| Goal |
Using the listing below, extract each line that has the word "JSON" in it.

-- -- --

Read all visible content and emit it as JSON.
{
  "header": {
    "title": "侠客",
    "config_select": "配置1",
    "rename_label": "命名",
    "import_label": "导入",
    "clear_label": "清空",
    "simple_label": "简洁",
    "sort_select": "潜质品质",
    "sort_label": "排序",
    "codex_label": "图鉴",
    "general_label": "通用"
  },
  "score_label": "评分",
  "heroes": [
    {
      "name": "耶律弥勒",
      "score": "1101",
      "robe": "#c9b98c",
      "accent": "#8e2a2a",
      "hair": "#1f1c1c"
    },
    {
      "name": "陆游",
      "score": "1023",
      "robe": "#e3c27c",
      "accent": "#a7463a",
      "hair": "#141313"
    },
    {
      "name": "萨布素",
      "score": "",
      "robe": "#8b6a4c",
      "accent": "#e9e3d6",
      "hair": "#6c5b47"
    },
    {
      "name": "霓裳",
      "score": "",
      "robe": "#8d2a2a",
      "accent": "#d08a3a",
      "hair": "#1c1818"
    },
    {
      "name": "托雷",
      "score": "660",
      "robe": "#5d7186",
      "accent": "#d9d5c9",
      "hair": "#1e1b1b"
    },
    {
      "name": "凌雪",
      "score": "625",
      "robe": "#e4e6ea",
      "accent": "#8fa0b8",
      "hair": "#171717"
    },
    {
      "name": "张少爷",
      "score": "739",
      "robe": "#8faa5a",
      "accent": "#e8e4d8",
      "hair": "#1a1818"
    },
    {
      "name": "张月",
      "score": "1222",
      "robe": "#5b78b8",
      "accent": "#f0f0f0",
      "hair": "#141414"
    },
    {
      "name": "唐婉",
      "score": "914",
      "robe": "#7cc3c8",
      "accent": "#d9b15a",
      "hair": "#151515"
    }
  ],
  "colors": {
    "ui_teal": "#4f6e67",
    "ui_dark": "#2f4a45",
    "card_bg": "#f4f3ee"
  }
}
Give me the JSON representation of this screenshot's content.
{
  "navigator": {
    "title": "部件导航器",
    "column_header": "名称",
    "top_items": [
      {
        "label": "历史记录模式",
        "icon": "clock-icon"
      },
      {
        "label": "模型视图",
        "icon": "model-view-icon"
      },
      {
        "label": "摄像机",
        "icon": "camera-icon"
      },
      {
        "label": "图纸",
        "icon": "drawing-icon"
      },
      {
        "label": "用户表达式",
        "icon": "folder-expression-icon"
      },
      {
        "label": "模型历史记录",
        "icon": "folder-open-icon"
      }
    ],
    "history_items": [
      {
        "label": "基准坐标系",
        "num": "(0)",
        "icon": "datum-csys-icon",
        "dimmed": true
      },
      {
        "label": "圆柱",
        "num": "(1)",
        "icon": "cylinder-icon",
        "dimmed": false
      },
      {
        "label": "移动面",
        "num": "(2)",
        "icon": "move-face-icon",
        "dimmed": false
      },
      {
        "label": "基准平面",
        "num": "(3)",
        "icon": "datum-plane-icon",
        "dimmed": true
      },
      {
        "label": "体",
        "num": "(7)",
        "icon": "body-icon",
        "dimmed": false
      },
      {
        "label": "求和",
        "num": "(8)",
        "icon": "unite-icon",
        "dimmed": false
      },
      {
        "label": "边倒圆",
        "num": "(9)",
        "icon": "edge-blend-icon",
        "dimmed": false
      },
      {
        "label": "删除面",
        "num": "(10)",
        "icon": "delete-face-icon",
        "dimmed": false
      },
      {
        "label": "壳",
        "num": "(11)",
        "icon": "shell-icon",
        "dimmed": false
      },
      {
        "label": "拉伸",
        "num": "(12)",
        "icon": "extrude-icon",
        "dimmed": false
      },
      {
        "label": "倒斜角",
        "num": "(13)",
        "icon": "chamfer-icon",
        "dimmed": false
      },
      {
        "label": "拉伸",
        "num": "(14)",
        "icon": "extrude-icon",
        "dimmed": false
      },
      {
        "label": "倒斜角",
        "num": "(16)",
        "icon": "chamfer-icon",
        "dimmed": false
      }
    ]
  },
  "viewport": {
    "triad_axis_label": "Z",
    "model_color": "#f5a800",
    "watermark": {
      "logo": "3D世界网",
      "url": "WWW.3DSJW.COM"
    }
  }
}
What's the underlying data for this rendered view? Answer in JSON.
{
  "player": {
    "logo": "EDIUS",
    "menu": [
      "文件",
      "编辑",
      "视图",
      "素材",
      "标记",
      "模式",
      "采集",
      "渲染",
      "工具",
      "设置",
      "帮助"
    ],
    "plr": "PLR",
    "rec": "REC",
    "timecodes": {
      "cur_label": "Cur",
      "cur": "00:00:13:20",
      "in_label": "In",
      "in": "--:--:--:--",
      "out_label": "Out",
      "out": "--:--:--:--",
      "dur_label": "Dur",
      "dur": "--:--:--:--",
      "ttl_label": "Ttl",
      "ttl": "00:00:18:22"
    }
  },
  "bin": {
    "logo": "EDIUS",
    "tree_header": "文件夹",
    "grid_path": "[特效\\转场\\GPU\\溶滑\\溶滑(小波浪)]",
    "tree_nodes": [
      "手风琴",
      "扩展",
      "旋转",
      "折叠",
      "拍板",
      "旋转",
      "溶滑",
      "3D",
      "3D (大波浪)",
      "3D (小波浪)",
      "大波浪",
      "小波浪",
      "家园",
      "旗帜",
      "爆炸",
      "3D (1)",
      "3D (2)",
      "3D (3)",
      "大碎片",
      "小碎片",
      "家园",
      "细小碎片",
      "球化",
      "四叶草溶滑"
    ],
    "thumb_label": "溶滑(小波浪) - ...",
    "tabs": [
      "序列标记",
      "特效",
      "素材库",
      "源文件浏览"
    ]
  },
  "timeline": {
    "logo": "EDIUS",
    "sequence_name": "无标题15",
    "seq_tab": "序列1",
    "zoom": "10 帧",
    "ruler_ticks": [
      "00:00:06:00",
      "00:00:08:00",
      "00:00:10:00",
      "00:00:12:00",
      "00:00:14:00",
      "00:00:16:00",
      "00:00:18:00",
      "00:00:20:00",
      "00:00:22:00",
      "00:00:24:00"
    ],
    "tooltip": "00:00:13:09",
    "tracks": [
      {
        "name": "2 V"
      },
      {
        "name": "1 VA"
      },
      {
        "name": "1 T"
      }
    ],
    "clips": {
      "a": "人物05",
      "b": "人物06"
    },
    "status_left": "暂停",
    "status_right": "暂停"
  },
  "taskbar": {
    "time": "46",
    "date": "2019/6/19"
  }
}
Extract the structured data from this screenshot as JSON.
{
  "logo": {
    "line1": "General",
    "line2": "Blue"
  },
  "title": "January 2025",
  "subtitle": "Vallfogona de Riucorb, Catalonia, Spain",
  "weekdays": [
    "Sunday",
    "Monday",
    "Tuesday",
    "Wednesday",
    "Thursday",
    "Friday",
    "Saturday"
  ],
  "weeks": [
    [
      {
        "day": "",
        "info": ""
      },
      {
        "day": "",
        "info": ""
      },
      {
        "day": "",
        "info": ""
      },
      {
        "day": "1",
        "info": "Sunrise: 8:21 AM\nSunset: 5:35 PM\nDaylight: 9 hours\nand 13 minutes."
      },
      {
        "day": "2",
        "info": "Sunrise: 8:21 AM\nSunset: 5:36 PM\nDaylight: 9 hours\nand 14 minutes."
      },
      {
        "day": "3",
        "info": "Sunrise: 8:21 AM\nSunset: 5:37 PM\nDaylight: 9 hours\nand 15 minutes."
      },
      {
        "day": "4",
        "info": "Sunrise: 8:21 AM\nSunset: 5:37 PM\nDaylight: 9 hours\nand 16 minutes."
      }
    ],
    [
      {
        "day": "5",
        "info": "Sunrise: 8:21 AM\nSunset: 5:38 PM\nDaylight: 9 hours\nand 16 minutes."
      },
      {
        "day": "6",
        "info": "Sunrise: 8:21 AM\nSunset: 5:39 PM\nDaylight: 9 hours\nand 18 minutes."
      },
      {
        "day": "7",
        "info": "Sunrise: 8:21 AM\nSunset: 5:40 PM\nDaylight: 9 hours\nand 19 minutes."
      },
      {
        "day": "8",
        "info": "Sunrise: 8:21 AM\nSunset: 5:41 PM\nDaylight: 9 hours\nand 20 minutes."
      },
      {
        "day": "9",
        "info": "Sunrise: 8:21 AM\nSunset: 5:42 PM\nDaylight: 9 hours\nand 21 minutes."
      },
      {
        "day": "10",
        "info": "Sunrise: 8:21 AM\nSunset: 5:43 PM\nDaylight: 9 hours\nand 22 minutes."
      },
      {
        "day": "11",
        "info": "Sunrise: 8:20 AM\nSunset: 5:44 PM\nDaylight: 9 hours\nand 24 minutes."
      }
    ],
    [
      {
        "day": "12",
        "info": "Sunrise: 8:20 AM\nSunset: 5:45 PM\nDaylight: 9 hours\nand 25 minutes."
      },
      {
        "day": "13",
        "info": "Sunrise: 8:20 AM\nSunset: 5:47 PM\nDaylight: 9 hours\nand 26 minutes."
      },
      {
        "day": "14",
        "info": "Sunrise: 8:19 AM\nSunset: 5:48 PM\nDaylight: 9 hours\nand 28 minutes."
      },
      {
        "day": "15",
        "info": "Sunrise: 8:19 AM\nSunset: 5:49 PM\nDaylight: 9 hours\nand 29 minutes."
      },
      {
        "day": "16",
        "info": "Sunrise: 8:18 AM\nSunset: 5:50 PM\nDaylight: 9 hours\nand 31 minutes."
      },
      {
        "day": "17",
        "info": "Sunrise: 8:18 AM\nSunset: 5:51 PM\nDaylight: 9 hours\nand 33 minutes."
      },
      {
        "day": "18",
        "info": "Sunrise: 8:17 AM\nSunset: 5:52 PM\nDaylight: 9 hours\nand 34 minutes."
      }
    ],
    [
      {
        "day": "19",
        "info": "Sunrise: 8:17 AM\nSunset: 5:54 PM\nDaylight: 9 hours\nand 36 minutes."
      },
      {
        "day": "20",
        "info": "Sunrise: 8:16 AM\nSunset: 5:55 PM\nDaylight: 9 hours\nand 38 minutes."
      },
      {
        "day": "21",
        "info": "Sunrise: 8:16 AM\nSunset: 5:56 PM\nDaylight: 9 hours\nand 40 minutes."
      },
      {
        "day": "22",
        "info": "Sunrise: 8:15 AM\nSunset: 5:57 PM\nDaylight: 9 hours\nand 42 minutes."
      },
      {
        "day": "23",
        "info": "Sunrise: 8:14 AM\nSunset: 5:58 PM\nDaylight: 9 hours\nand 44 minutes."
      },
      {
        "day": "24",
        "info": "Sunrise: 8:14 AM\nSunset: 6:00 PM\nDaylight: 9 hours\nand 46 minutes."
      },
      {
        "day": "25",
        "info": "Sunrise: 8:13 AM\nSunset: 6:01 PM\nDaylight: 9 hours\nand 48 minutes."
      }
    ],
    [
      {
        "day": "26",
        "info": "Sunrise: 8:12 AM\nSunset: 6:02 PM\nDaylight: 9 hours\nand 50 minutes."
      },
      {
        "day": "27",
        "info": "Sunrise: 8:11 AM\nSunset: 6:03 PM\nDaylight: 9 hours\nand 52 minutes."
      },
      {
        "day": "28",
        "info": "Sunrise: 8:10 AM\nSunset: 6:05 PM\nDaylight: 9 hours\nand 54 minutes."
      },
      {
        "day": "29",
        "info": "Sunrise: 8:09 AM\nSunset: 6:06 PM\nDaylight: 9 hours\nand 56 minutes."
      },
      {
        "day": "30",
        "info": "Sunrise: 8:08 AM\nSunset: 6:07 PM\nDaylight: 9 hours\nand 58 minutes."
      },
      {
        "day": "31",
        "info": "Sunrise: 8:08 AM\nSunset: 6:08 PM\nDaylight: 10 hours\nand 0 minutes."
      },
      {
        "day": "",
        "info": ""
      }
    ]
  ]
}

-- -- --

| Output for this task |
Read all visible content and emit it as JSON.
Give me the JSON representation of this screenshot's content.
What's the underlying data for this rendered view? Answer in JSON.
Extract the structured data from this screenshot as JSON.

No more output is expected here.